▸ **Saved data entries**
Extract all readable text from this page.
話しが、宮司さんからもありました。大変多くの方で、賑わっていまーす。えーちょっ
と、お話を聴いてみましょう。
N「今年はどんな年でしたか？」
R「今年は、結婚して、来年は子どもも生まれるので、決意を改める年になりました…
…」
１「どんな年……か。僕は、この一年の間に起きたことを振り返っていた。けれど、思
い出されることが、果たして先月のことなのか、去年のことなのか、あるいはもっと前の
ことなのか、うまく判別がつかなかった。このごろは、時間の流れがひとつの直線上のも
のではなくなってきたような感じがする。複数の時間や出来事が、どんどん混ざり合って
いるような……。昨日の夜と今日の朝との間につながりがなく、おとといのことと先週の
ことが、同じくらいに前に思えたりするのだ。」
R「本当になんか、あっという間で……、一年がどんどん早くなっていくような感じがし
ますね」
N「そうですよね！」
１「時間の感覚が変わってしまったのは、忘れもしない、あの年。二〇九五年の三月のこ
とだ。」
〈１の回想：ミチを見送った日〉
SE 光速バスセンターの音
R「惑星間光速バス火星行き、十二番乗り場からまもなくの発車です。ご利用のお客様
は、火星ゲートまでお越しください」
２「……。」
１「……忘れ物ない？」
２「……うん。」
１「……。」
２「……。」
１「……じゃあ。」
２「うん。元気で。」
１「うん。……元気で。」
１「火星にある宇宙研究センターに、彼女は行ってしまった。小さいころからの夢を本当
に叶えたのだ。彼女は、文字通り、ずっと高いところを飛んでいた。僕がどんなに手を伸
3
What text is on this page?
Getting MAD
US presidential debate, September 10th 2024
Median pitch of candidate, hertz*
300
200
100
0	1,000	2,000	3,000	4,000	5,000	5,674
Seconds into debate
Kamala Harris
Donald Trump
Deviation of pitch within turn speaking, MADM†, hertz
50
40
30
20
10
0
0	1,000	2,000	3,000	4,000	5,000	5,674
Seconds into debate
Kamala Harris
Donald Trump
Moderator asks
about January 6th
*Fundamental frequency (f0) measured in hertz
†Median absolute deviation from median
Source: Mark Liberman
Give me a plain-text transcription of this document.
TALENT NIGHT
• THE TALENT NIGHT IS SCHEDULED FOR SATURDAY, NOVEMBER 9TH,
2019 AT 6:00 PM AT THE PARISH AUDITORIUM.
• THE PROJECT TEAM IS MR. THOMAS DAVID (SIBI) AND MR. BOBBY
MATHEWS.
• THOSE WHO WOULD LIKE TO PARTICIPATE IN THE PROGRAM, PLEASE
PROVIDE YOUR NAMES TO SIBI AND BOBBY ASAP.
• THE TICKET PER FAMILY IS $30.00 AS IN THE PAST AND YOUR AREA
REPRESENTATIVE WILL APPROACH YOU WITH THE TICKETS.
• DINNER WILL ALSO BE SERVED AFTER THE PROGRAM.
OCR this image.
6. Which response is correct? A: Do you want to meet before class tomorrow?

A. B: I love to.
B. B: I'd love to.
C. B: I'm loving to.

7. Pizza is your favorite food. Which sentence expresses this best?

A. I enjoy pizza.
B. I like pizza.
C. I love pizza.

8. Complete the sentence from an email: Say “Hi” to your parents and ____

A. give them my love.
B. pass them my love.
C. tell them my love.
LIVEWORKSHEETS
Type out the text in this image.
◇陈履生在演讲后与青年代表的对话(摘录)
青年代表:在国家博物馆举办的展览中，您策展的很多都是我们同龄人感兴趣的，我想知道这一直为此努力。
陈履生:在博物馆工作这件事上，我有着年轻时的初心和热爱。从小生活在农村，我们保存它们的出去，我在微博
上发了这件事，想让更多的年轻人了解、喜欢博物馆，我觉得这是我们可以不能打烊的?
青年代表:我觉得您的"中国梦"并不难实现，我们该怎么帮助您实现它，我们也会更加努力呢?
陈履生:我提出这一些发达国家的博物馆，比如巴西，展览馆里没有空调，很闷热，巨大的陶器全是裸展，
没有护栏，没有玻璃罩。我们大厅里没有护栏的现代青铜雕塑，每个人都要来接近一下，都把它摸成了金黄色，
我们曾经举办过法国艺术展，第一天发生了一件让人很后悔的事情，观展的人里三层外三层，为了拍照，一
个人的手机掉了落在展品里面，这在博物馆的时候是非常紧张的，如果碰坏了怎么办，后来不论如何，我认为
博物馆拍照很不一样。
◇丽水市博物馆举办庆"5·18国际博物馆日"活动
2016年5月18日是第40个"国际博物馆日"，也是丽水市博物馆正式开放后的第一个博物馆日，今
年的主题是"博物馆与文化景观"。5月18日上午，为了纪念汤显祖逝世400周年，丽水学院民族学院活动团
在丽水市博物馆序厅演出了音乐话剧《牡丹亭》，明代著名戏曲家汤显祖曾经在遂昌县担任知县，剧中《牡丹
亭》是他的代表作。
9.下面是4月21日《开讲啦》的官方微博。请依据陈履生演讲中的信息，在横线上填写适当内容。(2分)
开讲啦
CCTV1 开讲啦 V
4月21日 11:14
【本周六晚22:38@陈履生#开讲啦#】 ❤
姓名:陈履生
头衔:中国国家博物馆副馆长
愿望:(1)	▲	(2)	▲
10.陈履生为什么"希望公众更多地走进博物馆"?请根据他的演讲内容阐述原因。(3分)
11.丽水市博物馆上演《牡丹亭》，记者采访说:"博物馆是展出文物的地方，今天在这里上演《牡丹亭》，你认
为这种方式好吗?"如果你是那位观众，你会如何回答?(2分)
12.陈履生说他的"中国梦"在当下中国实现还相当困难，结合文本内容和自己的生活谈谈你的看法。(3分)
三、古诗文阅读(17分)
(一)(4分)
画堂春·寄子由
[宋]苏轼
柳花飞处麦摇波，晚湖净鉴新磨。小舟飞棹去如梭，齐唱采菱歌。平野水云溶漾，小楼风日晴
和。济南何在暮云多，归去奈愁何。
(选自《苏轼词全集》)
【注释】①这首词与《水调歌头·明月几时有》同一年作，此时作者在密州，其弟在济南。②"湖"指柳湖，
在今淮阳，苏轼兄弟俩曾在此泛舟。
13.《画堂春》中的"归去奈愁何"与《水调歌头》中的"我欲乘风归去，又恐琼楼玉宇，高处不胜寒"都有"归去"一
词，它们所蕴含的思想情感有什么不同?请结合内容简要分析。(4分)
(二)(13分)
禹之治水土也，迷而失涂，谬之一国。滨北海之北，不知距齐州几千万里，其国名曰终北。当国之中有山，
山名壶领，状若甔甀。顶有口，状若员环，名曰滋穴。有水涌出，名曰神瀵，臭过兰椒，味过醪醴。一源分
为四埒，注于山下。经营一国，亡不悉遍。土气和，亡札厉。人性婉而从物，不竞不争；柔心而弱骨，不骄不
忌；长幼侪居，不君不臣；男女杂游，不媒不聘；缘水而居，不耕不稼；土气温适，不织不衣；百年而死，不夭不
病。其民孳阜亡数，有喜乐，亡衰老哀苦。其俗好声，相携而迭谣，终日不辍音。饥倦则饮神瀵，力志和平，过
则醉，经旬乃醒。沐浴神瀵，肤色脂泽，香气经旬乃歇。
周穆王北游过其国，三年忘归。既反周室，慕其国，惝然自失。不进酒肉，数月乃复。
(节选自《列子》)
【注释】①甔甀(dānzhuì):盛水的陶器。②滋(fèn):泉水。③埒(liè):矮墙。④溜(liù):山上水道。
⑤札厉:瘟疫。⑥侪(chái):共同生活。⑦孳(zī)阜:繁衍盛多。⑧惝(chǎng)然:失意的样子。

▸ **THE TASK**
Reproduce the listing above word for word.

▸ **THE RESPONSE**
Extract all readable text from this page.
話しが、宮司さんからもありました。大変多くの方で、賑わっていまーす。えーちょっ
と、お話を聴いてみましょう。
N「今年はどんな年でしたか？」
R「今年は、結婚して、来年は子どもも生まれるので、決意を改める年になりました…
…」
１「どんな年……か。僕は、この一年の間に起きたことを振り返っていた。けれど、思
い出されることが、果たして先月のことなのか、去年のことなのか、あるいはもっと前の
ことなのか、うまく判別がつかなかった。このごろは、時間の流れがひとつの直線上のも
のではなくなってきたような感じがする。複数の時間や出来事が、どんどん混ざり合って
いるような……。昨日の夜と今日の朝との間につながりがなく、おとといのことと先週の
ことが、同じくらいに前に思えたりするのだ。」
R「本当になんか、あっという間で……、一年がどんどん早くなっていくような感じがし
ますね」
N「そうですよね！」
１「時間の感覚が変わってしまったのは、忘れもしない、あの年。二〇九五年の三月のこ
とだ。」
〈１の回想：ミチを見送った日〉
SE 光速バスセンターの音
R「惑星間光速バス火星行き、十二番乗り場からまもなくの発車です。ご利用のお客様
は、火星ゲートまでお越しください」
２「……。」
１「……忘れ物ない？」
２「……うん。」
１「……。」
２「……。」
１「……じゃあ。」
２「うん。元気で。」
１「うん。……元気で。」
１「火星にある宇宙研究センターに、彼女は行ってしまった。小さいころからの夢を本当
に叶えたのだ。彼女は、文字通り、ずっと高いところを飛んでいた。僕がどんなに手を伸
3
What text is on this page?
Getting MAD
US presidential debate, September 10th 2024
Median pitch of candidate, hertz*
300
200
100
0	1,000	2,000	3,000	4,000	5,000	5,674
Seconds into debate
Kamala Harris
Donald Trump
Deviation of pitch within turn speaking, MADM†, hertz
50
40
30
20
10
0
0	1,000	2,000	3,000	4,000	5,000	5,674
Seconds into debate
Kamala Harris
Donald Trump
Moderator asks
about January 6th
*Fundamental frequency (f0) measured in hertz
†Median absolute deviation from median
Source: Mark Liberman
Give me a plain-text transcription of this document.
TALENT NIGHT
• THE TALENT NIGHT IS SCHEDULED FOR SATURDAY, NOVEMBER 9TH,
2019 AT 6:00 PM AT THE PARISH AUDITORIUM.
• THE PROJECT TEAM IS MR. THOMAS DAVID (SIBI) AND MR. BOBBY
MATHEWS.
• THOSE WHO WOULD LIKE TO PARTICIPATE IN THE PROGRAM, PLEASE
PROVIDE YOUR NAMES TO SIBI AND BOBBY ASAP.
• THE TICKET PER FAMILY IS $30.00 AS IN THE PAST AND YOUR AREA
REPRESENTATIVE WILL APPROACH YOU WITH THE TICKETS.
• DINNER WILL ALSO BE SERVED AFTER THE PROGRAM.
OCR this image.
6. Which response is correct? A: Do you want to meet before class tomorrow?

A. B: I love to.
B. B: I'd love to.
C. B: I'm loving to.

7. Pizza is your favorite food. Which sentence expresses this best?

A. I enjoy pizza.
B. I like pizza.
C. I love pizza.

8. Complete the sentence from an email: Say “Hi” to your parents and ____

A. give them my love.
B. pass them my love.
C. tell them my love.
LIVEWORKSHEETS
Type out the text in this image.
◇陈履生在演讲后与青年代表的对话(摘录)
青年代表:在国家博物馆举办的展览中，您策展的很多都是我们同龄人感兴趣的，我想知道这一直为此努力。
陈履生:在博物馆工作这件事上，我有着年轻时的初心和热爱。从小生活在农村，我们保存它们的出去，我在微博
上发了这件事，想让更多的年轻人了解、喜欢博物馆，我觉得这是我们可以不能打烊的?
青年代表:我觉得您的"中国梦"并不难实现，我们该怎么帮助您实现它，我们也会更加努力呢?
陈履生:我提出这一些发达国家的博物馆，比如巴西，展览馆里没有空调，很闷热，巨大的陶器全是裸展，
没有护栏，没有玻璃罩。我们大厅里没有护栏的现代青铜雕塑，每个人都要来接近一下，都把它摸成了金黄色，
我们曾经举办过法国艺术展，第一天发生了一件让人很后悔的事情，观展的人里三层外三层，为了拍照，一
个人的手机掉了落在展品里面，这在博物馆的时候是非常紧张的，如果碰坏了怎么办，后来不论如何，我认为
博物馆拍照很不一样。
◇丽水市博物馆举办庆"5·18国际博物馆日"活动
2016年5月18日是第40个"国际博物馆日"，也是丽水市博物馆正式开放后的第一个博物馆日，今
年的主题是"博物馆与文化景观"。5月18日上午，为了纪念汤显祖逝世400周年，丽水学院民族学院活动团
在丽水市博物馆序厅演出了音乐话剧《牡丹亭》，明代著名戏曲家汤显祖曾经在遂昌县担任知县，剧中《牡丹
亭》是他的代表作。
9.下面是4月21日《开讲啦》的官方微博。请依据陈履生演讲中的信息，在横线上填写适当内容。(2分)
开讲啦
CCTV1 开讲啦 V
4月21日 11:14
【本周六晚22:38@陈履生#开讲啦#】 ❤
姓名:陈履生
头衔:中国国家博物馆副馆长
愿望:(1)	▲	(2)	▲
10.陈履生为什么"希望公众更多地走进博物馆"?请根据他的演讲内容阐述原因。(3分)
11.丽水市博物馆上演《牡丹亭》，记者采访说:"博物馆是展出文物的地方，今天在这里上演《牡丹亭》，你认
为这种方式好吗?"如果你是那位观众，你会如何回答?(2分)
12.陈履生说他的"中国梦"在当下中国实现还相当困难，结合文本内容和自己的生活谈谈你的看法。(3分)
三、古诗文阅读(17分)
(一)(4分)
画堂春·寄子由
[宋]苏轼
柳花飞处麦摇波，晚湖净鉴新磨。小舟飞棹去如梭，齐唱采菱歌。平野水云溶漾，小楼风日晴
和。济南何在暮云多，归去奈愁何。
(选自《苏轼词全集》)
【注释】①这首词与《水调歌头·明月几时有》同一年作，此时作者在密州，其弟在济南。②"湖"指柳湖，
在今淮阳，苏轼兄弟俩曾在此泛舟。
13.《画堂春》中的"归去奈愁何"与《水调歌头》中的"我欲乘风归去，又恐琼楼玉宇，高处不胜寒"都有"归去"一
词，它们所蕴含的思想情感有什么不同?请结合内容简要分析。(4分)
(二)(13分)
禹之治水土也，迷而失涂，谬之一国。滨北海之北，不知距齐州几千万里，其国名曰终北。当国之中有山，
山名壶领，状若甔甀。顶有口，状若员环，名曰滋穴。有水涌出，名曰神瀵，臭过兰椒，味过醪醴。一源分
为四埒，注于山下。经营一国，亡不悉遍。土气和，亡札厉。人性婉而从物，不竞不争；柔心而弱骨，不骄不
忌；长幼侪居，不君不臣；男女杂游，不媒不聘；缘水而居，不耕不稼；土气温适，不织不衣；百年而死，不夭不
病。其民孳阜亡数，有喜乐，亡衰老哀苦。其俗好声，相携而迭谣，终日不辍音。饥倦则饮神瀵，力志和平，过
则醉，经旬乃醒。沐浴神瀵，肤色脂泽，香气经旬乃歇。
周穆王北游过其国，三年忘归。既反周室，慕其国，惝然自失。不进酒肉，数月乃复。
(节选自《列子》)
【注释】①甔甀(dānzhuì):盛水的陶器。②滋(fèn):泉水。③埒(liè):矮墙。④溜(liù):山上水道。
⑤札厉:瘟疫。⑥侪(chái):共同生活。⑦孳(zī)阜:繁衍盛多。⑧惝(chǎng)然:失意的样子。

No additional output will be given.